Work to complete. Of the lines in the entries below, state how many hold the word "JSON". Say nothing else.

* Begin Data *

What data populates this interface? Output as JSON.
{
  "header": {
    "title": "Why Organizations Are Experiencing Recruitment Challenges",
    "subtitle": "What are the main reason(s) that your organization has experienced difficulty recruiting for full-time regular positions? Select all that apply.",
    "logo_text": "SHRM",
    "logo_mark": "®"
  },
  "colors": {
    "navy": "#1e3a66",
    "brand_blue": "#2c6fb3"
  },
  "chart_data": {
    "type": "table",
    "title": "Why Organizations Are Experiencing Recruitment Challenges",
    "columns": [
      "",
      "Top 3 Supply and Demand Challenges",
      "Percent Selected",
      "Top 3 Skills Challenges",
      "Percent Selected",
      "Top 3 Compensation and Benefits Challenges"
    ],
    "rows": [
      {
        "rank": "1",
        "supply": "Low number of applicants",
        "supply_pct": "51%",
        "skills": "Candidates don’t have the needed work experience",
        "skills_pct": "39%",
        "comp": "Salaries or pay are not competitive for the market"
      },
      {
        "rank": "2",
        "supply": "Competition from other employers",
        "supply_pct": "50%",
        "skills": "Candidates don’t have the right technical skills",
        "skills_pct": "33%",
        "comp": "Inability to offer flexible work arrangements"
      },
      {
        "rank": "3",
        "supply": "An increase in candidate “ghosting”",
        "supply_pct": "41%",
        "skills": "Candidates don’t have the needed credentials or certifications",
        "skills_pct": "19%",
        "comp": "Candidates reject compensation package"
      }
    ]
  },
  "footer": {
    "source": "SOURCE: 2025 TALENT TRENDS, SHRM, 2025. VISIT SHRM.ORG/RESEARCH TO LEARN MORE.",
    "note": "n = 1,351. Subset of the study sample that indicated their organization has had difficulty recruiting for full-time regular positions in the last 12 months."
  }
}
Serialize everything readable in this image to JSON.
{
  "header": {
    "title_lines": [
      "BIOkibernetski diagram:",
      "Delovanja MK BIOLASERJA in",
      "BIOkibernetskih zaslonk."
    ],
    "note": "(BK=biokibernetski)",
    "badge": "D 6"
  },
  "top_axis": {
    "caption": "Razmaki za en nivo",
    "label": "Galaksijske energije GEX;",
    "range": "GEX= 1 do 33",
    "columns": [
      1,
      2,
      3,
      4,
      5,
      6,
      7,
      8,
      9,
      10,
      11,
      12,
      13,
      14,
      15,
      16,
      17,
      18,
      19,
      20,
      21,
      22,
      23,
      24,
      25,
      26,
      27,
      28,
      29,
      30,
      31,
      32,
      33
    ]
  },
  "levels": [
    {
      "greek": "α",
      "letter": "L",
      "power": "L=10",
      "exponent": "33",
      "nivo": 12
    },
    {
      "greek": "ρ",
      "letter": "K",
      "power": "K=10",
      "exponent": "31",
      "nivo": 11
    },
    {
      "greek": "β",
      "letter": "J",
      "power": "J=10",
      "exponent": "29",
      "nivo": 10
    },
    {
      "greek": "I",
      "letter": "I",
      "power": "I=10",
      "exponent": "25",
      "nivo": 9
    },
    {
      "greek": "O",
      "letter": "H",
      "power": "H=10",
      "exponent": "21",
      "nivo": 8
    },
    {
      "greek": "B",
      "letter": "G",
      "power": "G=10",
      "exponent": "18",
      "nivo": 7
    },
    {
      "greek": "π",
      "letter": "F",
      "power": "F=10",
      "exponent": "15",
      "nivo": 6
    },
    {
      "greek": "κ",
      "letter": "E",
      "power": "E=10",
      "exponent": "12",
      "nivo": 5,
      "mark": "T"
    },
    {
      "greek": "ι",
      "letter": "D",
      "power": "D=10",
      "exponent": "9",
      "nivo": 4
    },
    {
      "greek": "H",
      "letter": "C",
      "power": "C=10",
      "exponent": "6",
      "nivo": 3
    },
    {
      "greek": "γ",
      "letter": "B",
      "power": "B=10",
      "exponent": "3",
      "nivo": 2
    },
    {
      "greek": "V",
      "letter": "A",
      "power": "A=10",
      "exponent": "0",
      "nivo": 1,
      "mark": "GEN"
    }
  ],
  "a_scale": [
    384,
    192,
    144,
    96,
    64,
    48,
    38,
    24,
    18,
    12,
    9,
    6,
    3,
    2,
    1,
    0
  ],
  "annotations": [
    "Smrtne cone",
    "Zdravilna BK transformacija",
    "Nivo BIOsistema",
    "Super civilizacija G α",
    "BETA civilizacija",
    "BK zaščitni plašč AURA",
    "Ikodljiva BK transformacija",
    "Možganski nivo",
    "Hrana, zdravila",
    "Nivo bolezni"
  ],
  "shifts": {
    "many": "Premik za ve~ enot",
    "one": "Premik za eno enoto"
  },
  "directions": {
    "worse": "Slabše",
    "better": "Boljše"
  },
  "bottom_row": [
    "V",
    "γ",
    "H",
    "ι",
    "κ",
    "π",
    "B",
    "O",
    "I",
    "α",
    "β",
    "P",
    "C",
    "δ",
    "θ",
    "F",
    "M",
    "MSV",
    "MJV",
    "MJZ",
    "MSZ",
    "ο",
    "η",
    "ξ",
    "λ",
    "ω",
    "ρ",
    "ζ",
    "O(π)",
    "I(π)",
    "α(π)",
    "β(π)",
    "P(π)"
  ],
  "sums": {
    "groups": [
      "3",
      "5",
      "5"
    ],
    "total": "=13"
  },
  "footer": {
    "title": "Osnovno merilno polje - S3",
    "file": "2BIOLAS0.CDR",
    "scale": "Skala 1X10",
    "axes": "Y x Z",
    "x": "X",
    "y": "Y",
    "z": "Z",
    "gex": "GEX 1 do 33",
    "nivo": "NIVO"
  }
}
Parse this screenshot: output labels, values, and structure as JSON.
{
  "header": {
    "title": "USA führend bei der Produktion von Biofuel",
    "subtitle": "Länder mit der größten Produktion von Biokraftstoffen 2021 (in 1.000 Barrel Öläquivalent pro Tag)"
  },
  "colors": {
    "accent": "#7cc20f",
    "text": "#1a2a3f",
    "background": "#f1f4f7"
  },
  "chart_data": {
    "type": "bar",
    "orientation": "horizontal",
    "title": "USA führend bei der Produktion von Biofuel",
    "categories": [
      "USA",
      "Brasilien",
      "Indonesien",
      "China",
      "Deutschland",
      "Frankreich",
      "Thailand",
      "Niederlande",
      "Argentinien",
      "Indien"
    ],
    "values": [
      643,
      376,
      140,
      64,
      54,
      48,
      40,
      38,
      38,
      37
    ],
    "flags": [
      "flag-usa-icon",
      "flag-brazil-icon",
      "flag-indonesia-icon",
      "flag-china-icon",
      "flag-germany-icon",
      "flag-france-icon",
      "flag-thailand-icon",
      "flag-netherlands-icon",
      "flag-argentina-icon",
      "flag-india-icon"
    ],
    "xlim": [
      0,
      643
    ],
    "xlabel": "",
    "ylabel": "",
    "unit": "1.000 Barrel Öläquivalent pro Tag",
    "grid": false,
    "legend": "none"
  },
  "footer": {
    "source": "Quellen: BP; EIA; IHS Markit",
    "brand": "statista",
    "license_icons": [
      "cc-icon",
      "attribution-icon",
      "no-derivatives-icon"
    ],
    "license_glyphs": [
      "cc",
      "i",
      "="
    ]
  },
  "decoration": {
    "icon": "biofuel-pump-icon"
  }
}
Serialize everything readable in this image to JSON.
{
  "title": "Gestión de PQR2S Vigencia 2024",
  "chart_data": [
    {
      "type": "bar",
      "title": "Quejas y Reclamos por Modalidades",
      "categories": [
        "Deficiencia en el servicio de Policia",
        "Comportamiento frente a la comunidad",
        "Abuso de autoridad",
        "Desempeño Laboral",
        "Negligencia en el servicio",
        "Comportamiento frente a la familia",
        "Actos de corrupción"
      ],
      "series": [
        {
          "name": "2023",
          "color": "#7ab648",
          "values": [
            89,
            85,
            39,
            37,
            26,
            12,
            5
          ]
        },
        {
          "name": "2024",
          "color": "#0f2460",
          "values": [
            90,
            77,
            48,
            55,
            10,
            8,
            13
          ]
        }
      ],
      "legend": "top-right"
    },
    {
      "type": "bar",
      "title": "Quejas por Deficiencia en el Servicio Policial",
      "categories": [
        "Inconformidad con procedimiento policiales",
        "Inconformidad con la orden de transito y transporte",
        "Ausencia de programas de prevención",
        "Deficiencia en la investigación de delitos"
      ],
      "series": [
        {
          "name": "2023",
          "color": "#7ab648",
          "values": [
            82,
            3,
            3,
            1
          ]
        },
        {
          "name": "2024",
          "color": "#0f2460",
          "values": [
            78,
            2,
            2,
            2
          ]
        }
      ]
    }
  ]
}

* End Data *

Expected answer. 4